What is needed
Reproduce the rows verbatim, from the first row down to and including the line containing "- field-table-title: ICS_C3".

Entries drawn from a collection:
-- start --
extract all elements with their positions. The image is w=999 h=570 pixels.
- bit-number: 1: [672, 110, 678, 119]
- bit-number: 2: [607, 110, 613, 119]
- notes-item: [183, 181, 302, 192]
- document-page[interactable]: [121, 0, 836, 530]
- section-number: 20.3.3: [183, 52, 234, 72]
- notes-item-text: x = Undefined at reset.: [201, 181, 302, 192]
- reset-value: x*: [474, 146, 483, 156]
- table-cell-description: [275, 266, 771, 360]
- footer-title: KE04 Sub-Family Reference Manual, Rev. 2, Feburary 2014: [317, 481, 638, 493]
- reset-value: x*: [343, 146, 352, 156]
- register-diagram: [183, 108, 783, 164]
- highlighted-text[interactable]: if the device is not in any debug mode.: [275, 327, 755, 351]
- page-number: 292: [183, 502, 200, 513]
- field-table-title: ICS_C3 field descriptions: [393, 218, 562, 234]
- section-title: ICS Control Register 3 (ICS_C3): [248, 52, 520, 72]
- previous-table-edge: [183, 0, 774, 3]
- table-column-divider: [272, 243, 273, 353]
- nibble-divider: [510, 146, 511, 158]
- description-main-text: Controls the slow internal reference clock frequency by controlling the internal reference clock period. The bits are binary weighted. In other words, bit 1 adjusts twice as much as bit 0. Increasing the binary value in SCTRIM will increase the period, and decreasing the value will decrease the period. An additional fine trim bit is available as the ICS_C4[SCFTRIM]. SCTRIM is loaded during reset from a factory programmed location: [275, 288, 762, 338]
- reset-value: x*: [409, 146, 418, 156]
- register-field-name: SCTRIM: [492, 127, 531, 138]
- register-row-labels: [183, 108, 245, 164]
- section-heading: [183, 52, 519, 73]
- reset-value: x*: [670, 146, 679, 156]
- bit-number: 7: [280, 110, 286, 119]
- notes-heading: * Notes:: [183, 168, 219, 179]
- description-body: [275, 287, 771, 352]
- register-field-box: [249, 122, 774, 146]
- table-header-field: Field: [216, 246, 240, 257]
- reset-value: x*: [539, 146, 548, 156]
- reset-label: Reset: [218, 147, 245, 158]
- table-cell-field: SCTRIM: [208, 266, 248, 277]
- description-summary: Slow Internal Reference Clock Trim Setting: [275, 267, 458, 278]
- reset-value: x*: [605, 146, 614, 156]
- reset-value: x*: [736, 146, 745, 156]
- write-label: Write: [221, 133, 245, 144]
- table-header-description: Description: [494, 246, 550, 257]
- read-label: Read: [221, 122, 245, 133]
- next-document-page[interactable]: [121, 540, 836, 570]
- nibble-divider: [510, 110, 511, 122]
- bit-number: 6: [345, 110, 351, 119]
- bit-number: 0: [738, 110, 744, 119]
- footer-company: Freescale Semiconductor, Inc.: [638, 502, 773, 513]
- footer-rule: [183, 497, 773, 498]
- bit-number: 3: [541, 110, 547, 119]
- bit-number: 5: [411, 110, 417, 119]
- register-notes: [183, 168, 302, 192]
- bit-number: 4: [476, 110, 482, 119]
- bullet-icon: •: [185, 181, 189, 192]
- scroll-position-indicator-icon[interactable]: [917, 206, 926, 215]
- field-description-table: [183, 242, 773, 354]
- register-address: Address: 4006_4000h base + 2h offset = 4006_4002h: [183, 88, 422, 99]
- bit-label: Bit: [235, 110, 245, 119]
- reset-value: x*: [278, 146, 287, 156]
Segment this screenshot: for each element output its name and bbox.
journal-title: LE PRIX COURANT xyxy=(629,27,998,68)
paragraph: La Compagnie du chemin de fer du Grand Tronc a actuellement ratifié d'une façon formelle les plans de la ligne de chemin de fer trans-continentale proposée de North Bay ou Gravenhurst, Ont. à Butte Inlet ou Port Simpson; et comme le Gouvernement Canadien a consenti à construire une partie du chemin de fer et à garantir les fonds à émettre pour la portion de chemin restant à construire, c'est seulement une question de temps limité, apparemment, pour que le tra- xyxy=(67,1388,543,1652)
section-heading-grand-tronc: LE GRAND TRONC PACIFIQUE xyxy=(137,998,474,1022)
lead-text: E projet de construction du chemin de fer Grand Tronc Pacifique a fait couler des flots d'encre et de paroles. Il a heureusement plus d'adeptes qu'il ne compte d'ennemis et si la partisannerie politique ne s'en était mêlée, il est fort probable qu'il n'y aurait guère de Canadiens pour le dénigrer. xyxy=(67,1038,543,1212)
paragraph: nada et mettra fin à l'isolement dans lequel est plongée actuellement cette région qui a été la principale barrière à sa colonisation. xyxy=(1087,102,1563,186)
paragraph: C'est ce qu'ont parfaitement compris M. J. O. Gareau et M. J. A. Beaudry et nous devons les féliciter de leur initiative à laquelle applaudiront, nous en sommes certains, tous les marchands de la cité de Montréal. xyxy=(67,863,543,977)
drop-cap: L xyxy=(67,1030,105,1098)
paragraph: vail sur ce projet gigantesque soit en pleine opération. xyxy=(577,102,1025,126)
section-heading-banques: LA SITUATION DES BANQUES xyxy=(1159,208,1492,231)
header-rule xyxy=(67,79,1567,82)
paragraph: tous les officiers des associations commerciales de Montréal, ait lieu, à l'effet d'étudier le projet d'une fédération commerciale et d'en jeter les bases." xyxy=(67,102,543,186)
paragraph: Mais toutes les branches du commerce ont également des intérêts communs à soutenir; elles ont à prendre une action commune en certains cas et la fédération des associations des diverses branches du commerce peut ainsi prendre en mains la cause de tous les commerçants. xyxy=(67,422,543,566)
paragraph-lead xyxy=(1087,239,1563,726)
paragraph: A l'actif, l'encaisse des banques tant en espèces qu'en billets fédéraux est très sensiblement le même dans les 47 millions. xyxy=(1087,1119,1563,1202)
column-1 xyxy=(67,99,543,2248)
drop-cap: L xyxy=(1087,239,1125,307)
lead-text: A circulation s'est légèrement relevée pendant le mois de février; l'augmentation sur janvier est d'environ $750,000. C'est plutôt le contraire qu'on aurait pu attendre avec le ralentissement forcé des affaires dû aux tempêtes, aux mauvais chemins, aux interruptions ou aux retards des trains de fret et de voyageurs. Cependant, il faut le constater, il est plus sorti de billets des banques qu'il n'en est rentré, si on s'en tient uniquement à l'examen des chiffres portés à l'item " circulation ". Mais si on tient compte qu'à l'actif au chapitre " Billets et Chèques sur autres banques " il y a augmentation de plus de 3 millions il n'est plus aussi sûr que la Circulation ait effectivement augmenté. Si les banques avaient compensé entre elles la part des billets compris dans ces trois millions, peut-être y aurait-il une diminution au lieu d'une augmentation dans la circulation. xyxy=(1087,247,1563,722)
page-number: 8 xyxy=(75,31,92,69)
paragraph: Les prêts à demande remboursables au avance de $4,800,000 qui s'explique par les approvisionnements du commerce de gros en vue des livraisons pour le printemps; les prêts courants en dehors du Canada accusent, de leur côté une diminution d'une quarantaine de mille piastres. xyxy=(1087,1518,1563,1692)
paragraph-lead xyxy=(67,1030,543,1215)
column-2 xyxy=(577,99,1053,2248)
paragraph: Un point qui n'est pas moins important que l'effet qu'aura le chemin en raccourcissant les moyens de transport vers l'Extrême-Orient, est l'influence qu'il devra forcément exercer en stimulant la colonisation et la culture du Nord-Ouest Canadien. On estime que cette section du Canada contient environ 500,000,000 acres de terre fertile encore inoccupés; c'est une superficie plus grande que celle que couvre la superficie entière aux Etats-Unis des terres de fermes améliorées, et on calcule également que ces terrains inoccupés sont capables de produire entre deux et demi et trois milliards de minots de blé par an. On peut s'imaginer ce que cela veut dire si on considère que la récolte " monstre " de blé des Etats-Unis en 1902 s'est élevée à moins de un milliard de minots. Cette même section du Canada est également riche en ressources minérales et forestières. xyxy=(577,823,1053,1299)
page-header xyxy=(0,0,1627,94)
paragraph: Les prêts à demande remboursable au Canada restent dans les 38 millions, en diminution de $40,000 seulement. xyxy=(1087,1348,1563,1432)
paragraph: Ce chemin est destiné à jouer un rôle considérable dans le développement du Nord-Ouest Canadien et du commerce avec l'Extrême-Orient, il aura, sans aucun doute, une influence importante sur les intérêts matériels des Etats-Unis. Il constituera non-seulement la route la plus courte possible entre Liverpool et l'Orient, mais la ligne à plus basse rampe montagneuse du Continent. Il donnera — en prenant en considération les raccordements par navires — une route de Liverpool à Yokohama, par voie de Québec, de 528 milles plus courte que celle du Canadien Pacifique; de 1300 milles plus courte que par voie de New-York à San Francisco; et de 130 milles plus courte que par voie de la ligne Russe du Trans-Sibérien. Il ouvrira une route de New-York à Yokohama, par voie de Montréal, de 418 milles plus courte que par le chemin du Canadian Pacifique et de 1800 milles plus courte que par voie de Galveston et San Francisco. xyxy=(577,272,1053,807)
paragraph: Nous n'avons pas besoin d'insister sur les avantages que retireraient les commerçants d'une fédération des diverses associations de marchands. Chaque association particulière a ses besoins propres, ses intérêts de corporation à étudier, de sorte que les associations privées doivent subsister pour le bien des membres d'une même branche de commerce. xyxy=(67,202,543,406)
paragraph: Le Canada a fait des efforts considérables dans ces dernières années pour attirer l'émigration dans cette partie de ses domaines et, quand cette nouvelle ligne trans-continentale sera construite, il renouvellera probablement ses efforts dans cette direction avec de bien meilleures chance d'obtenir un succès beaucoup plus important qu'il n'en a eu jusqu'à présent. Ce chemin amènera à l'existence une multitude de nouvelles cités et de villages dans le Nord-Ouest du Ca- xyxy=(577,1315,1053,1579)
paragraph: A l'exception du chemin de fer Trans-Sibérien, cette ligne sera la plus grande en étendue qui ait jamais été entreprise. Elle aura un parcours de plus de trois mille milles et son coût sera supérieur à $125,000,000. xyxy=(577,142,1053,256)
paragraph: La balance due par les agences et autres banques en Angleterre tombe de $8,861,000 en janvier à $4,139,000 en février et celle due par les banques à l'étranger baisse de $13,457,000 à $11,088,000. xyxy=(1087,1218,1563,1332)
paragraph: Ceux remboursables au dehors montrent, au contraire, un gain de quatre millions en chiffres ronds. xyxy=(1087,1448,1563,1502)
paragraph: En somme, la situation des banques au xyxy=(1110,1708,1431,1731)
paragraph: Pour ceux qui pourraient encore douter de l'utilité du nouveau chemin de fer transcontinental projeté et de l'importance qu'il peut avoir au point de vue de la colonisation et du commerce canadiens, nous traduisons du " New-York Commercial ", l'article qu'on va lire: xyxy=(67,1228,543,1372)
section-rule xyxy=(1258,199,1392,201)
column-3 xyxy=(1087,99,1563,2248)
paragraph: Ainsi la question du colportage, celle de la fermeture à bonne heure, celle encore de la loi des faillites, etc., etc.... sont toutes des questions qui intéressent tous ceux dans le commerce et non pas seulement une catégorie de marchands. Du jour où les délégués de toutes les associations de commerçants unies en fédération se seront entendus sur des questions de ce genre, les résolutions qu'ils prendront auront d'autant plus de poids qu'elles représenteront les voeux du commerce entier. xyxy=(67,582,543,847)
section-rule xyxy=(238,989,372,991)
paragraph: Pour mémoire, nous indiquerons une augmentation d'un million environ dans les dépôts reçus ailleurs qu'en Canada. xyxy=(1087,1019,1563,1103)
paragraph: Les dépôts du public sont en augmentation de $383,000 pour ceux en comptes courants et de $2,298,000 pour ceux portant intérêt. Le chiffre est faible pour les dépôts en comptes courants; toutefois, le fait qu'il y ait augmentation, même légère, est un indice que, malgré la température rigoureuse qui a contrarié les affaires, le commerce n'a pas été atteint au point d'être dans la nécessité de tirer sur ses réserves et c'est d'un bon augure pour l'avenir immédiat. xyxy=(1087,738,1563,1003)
-- end --
Task answer
extract all elements with their positions. The image is w=999 h=570 pixels.
- bit-number: 1: [672, 110, 678, 119]
- bit-number: 2: [607, 110, 613, 119]
- notes-item: [183, 181, 302, 192]
- document-page[interactable]: [121, 0, 836, 530]
- section-number: 20.3.3: [183, 52, 234, 72]
- notes-item-text: x = Undefined at reset.: [201, 181, 302, 192]
- reset-value: x*: [474, 146, 483, 156]
- table-cell-description: [275, 266, 771, 360]
- footer-title: KE04 Sub-Family Reference Manual, Rev. 2, Feburary 2014: [317, 481, 638, 493]
- reset-value: x*: [343, 146, 352, 156]
- register-diagram: [183, 108, 783, 164]
- highlighted-text[interactable]: if the device is not in any debug mode.: [275, 327, 755, 351]
- page-number: 292: [183, 502, 200, 513]
- field-table-title: ICS_C3 field descriptions: [393, 218, 562, 234]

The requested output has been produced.